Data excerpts
----------
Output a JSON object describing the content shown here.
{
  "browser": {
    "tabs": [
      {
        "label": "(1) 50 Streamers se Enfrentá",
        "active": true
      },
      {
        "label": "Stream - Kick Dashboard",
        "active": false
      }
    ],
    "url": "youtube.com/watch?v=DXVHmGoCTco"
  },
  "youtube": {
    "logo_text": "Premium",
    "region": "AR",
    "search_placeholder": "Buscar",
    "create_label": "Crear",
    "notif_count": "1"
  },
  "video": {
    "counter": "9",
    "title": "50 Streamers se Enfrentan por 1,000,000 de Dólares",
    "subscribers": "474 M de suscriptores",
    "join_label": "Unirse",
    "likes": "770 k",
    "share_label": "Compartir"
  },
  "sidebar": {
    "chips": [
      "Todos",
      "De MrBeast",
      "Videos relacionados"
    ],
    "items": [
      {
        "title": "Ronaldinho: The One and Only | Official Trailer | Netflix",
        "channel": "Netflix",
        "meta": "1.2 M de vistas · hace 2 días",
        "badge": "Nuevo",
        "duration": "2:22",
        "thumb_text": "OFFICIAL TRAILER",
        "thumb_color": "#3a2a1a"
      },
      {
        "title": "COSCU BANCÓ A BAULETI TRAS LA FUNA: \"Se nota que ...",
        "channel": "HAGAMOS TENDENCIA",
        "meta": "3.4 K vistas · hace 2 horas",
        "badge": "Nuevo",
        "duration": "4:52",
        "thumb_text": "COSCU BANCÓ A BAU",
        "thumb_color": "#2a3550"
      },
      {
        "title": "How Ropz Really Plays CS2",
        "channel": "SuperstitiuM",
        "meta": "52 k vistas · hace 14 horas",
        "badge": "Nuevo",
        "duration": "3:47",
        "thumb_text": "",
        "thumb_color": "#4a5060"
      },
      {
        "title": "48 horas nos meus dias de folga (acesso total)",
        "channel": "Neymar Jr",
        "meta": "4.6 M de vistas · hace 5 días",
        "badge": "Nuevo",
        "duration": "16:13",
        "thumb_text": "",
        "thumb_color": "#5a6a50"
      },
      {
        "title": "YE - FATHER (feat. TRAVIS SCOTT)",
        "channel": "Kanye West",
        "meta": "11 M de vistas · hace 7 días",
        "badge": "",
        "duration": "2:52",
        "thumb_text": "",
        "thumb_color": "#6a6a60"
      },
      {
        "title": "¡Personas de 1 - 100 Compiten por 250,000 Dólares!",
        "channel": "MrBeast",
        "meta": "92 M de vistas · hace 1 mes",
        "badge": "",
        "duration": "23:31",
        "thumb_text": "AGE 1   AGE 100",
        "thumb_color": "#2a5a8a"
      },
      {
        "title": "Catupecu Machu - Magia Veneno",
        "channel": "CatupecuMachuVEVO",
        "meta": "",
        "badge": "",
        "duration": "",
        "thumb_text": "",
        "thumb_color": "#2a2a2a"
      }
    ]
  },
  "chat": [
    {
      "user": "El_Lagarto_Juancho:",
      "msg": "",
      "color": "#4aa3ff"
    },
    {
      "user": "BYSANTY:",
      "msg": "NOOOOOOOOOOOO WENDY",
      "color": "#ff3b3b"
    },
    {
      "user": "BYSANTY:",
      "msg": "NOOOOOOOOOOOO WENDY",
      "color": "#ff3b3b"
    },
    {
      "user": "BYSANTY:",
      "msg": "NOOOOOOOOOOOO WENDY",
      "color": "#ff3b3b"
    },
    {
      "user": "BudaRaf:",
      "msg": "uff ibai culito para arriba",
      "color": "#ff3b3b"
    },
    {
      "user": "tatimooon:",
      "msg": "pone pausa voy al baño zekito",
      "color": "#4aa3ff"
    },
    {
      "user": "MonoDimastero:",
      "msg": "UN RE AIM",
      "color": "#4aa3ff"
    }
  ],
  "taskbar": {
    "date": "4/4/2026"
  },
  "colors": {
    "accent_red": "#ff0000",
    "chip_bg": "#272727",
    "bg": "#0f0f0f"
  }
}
----------
Search the records above for "hace". Copy each line where it is found.

| Exercise solution |
        "meta": "1.2 M de vistas · hace 2 días",
        "meta": "3.4 K vistas · hace 2 horas",
        "meta": "52 k vistas · hace 14 horas",
        "meta": "4.6 M de vistas · hace 5 días",
        "meta": "11 M de vistas · hace 7 días",
        "meta": "92 M de vistas · hace 1 mes",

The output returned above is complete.